Write out the lines below word for word, with nothing changed.

━━━ Material to process

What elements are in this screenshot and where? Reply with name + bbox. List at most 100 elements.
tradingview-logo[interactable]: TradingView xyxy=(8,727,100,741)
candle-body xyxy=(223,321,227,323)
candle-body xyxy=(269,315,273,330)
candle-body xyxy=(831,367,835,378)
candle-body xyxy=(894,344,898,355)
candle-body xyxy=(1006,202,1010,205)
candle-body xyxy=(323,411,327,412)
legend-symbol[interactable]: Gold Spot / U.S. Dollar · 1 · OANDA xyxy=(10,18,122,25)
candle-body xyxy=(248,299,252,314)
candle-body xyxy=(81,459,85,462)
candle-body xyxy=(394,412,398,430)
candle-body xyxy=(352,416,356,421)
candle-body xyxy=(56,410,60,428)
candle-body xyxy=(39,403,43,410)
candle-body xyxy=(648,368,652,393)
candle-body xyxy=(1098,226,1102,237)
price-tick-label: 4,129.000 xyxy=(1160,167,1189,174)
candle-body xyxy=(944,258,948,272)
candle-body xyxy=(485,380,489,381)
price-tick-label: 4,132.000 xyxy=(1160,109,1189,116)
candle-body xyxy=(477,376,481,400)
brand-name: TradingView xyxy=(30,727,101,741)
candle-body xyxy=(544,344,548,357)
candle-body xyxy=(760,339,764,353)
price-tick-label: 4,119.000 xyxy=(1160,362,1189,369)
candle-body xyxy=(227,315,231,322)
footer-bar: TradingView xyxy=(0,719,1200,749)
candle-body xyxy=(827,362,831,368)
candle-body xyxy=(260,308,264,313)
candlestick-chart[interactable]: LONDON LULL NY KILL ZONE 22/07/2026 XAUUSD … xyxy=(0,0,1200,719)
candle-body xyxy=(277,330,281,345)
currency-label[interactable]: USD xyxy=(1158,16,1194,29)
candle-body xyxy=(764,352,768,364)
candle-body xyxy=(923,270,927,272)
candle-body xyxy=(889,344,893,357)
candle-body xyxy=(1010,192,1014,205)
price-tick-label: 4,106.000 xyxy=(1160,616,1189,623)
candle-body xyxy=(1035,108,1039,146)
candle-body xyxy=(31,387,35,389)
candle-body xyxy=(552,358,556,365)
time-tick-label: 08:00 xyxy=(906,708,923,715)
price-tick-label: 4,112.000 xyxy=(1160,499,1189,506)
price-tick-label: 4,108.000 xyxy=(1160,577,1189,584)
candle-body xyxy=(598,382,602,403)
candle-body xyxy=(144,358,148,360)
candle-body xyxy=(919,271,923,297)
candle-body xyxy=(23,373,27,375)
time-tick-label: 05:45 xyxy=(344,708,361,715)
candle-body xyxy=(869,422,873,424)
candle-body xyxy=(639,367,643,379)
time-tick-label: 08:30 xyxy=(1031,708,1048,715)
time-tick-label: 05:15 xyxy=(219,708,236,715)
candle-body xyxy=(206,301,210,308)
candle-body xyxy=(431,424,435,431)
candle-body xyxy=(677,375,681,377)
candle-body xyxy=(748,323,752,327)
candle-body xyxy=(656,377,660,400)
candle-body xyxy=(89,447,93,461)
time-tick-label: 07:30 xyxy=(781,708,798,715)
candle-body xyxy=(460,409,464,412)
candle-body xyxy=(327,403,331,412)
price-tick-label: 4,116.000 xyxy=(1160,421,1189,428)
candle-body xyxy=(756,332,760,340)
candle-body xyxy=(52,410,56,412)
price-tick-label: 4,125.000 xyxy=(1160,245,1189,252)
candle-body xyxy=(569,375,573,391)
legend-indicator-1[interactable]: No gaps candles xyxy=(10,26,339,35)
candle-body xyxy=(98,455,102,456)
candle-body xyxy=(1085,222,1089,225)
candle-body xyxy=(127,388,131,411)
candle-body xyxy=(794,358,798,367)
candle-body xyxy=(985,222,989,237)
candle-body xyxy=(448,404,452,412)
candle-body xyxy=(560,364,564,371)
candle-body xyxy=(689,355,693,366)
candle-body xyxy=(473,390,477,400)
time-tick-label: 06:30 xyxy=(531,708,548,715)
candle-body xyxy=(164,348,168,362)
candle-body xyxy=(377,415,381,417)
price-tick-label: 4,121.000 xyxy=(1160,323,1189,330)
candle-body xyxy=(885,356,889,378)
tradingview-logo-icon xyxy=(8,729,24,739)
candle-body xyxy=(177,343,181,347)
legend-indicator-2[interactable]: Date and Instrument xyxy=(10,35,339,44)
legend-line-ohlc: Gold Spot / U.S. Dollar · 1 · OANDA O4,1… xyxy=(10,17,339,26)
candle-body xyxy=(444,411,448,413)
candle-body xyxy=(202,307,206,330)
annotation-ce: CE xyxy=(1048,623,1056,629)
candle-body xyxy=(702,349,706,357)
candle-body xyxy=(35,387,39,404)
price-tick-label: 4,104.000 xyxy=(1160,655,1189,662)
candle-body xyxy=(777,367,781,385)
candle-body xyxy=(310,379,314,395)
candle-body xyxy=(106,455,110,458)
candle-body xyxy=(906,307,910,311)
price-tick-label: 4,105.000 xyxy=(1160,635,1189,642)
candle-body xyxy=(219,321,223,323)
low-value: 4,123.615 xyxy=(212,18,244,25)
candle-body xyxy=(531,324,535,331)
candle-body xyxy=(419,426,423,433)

━━━━━━

Result for this exercise:
What elements are in this screenshot and where? Reply with name + bbox. List at most 100 elements.
tradingview-logo[interactable]: TradingView xyxy=(8,727,100,741)
candle-body xyxy=(223,321,227,323)
candle-body xyxy=(269,315,273,330)
candle-body xyxy=(831,367,835,378)
candle-body xyxy=(894,344,898,355)
candle-body xyxy=(1006,202,1010,205)
candle-body xyxy=(323,411,327,412)
legend-symbol[interactable]: Gold Spot / U.S. Dollar · 1 · OANDA xyxy=(10,18,122,25)
candle-body xyxy=(248,299,252,314)
candle-body xyxy=(81,459,85,462)
candle-body xyxy=(394,412,398,430)
candle-body xyxy=(352,416,356,421)
candle-body xyxy=(56,410,60,428)
candle-body xyxy=(39,403,43,410)
candle-body xyxy=(648,368,652,393)
candle-body xyxy=(1098,226,1102,237)
price-tick-label: 4,129.000 xyxy=(1160,167,1189,174)
candle-body xyxy=(944,258,948,272)
candle-body xyxy=(485,380,489,381)
price-tick-label: 4,132.000 xyxy=(1160,109,1189,116)
candle-body xyxy=(477,376,481,400)
brand-name: TradingView xyxy=(30,727,101,741)
candle-body xyxy=(544,344,548,357)
candle-body xyxy=(760,339,764,353)
price-tick-label: 4,119.000 xyxy=(1160,362,1189,369)
candle-body xyxy=(227,315,231,322)
footer-bar: TradingView xyxy=(0,719,1200,749)
candle-body xyxy=(827,362,831,368)
candle-body xyxy=(260,308,264,313)
candlestick-chart[interactable]: LONDON LULL NY KILL ZONE 22/07/2026 XAUUSD … xyxy=(0,0,1200,719)
candle-body xyxy=(277,330,281,345)
currency-label[interactable]: USD xyxy=(1158,16,1194,29)
candle-body xyxy=(764,352,768,364)
candle-body xyxy=(923,270,927,272)
candle-body xyxy=(889,344,893,357)
candle-body xyxy=(1010,192,1014,205)
price-tick-label: 4,106.000 xyxy=(1160,616,1189,623)
candle-body xyxy=(1035,108,1039,146)
candle-body xyxy=(31,387,35,389)
candle-body xyxy=(552,358,556,365)
time-tick-label: 08:00 xyxy=(906,708,923,715)
price-tick-label: 4,112.000 xyxy=(1160,499,1189,506)
price-tick-label: 4,108.000 xyxy=(1160,577,1189,584)
candle-body xyxy=(598,382,602,403)
candle-body xyxy=(144,358,148,360)
candle-body xyxy=(919,271,923,297)
candle-body xyxy=(23,373,27,375)
time-tick-label: 05:45 xyxy=(344,708,361,715)
candle-body xyxy=(869,422,873,424)
candle-body xyxy=(639,367,643,379)
time-tick-label: 08:30 xyxy=(1031,708,1048,715)
time-tick-label: 05:15 xyxy=(219,708,236,715)
candle-body xyxy=(206,301,210,308)
candle-body xyxy=(431,424,435,431)
candle-body xyxy=(677,375,681,377)
candle-body xyxy=(748,323,752,327)
candle-body xyxy=(656,377,660,400)
candle-body xyxy=(89,447,93,461)
time-tick-label: 07:30 xyxy=(781,708,798,715)
candle-body xyxy=(460,409,464,412)
candle-body xyxy=(327,403,331,412)
price-tick-label: 4,116.000 xyxy=(1160,421,1189,428)
candle-body xyxy=(756,332,760,340)
candle-body xyxy=(52,410,56,412)
price-tick-label: 4,125.000 xyxy=(1160,245,1189,252)
candle-body xyxy=(569,375,573,391)
legend-indicator-1[interactable]: No gaps candles xyxy=(10,26,339,35)
candle-body xyxy=(98,455,102,456)
candle-body xyxy=(1085,222,1089,225)
candle-body xyxy=(127,388,131,411)
candle-body xyxy=(794,358,798,367)
candle-body xyxy=(985,222,989,237)
candle-body xyxy=(448,404,452,412)
candle-body xyxy=(560,364,564,371)
candle-body xyxy=(689,355,693,366)
candle-body xyxy=(473,390,477,400)
time-tick-label: 06:30 xyxy=(531,708,548,715)
candle-body xyxy=(164,348,168,362)
candle-body xyxy=(377,415,381,417)
price-tick-label: 4,121.000 xyxy=(1160,323,1189,330)
candle-body xyxy=(885,356,889,378)
tradingview-logo-icon xyxy=(8,729,24,739)
candle-body xyxy=(177,343,181,347)
legend-indicator-2[interactable]: Date and Instrument xyxy=(10,35,339,44)
legend-line-ohlc: Gold Spot / U.S. Dollar · 1 · OANDA O4,1… xyxy=(10,17,339,26)
candle-body xyxy=(444,411,448,413)
candle-body xyxy=(202,307,206,330)
annotation-ce: CE xyxy=(1048,623,1056,629)
candle-body xyxy=(702,349,706,357)
candle-body xyxy=(35,387,39,404)
price-tick-label: 4,104.000 xyxy=(1160,655,1189,662)
candle-body xyxy=(777,367,781,385)
candle-body xyxy=(310,379,314,395)
candle-body xyxy=(106,455,110,458)
candle-body xyxy=(906,307,910,311)
price-tick-label: 4,105.000 xyxy=(1160,635,1189,642)
candle-body xyxy=(219,321,223,323)
low-value: 4,123.615 xyxy=(212,18,244,25)
candle-body xyxy=(531,324,535,331)
candle-body xyxy=(419,426,423,433)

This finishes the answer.